*Problem description*
Check every line below for the word "want" and copy each one that has it.

*Input records*
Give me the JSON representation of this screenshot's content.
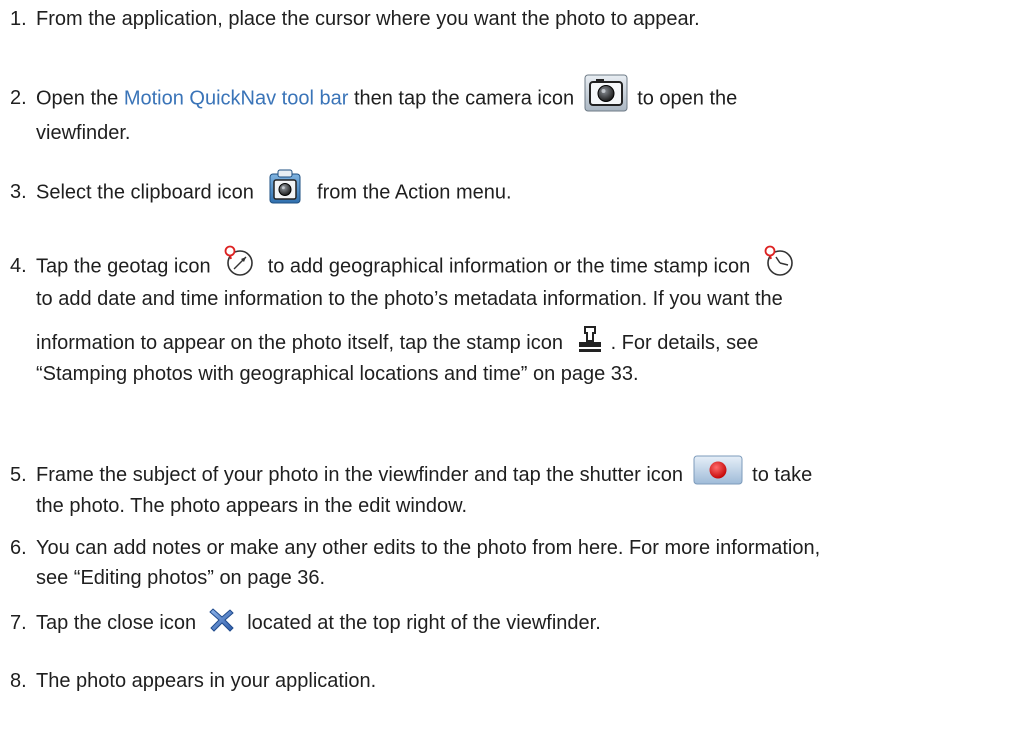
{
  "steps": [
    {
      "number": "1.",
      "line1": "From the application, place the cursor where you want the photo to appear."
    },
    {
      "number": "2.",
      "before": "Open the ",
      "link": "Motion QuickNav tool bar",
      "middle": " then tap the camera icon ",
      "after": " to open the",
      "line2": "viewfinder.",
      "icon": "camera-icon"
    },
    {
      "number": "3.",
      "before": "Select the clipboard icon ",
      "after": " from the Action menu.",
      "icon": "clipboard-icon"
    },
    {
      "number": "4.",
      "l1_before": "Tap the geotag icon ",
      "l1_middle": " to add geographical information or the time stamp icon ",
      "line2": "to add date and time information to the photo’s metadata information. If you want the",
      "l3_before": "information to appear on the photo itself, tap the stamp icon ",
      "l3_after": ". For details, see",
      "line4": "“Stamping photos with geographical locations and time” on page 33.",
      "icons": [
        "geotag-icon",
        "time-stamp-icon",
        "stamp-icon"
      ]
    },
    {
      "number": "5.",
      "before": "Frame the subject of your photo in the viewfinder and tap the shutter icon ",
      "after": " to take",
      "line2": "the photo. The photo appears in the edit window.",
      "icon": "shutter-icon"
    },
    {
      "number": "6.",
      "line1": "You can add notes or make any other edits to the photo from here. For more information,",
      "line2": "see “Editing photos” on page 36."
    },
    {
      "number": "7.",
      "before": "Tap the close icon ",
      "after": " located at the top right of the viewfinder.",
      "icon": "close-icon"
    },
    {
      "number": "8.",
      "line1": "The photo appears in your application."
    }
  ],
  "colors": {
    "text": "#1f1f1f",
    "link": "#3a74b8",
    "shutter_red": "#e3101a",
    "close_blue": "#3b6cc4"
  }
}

* * *

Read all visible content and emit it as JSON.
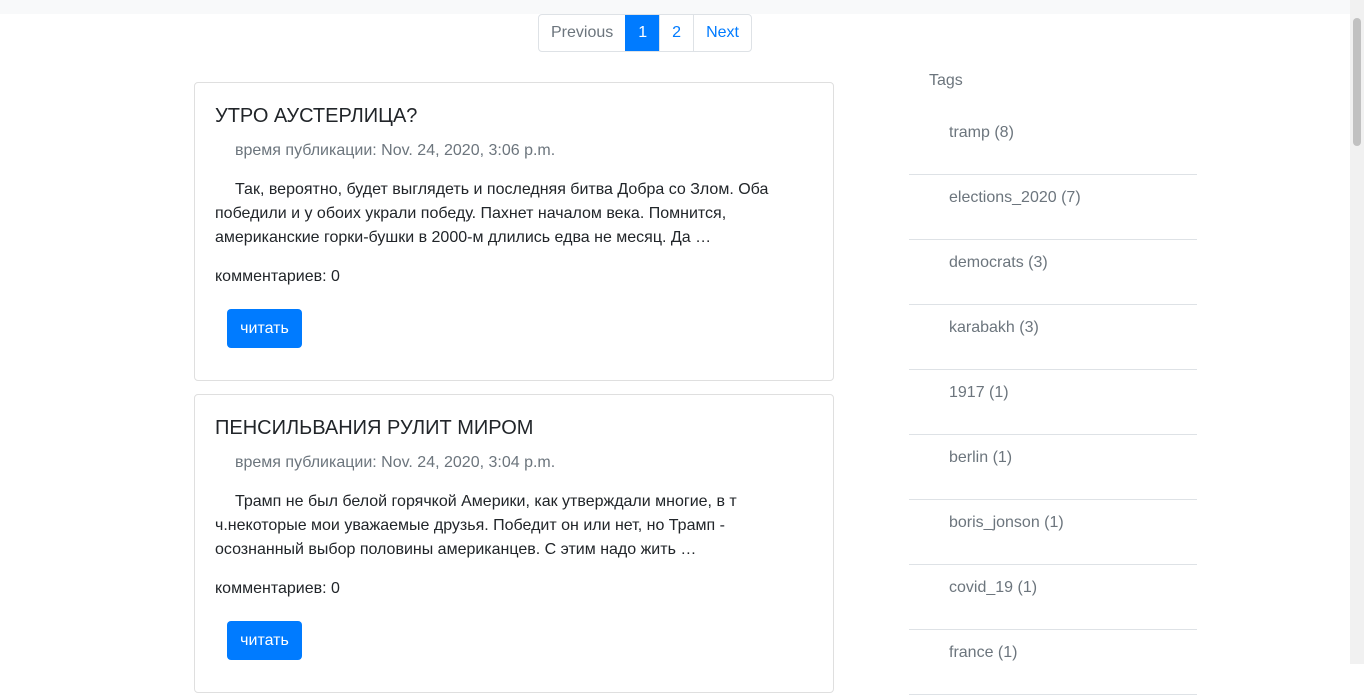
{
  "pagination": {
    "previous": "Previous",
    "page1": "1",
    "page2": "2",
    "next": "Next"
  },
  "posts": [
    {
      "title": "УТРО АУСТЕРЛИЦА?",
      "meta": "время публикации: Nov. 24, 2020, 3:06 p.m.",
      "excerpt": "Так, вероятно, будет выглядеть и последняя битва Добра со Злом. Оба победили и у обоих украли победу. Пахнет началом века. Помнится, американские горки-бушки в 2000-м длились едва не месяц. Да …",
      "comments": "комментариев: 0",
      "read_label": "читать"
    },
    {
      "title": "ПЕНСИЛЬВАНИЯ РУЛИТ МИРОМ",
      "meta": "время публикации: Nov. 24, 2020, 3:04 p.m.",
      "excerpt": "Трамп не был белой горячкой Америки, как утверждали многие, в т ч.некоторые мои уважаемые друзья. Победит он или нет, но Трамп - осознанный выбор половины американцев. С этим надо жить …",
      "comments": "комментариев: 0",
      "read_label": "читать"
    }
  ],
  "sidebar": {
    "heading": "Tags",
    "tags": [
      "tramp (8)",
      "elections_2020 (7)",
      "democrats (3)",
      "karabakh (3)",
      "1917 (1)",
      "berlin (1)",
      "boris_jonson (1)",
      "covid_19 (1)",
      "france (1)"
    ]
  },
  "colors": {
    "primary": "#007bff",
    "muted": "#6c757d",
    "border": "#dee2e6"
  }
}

*Answer in full*
      "line1": "From the application, place the cursor where you want the photo to appear."
      "line2": "to add date and time information to the photo’s metadata information. If you want the",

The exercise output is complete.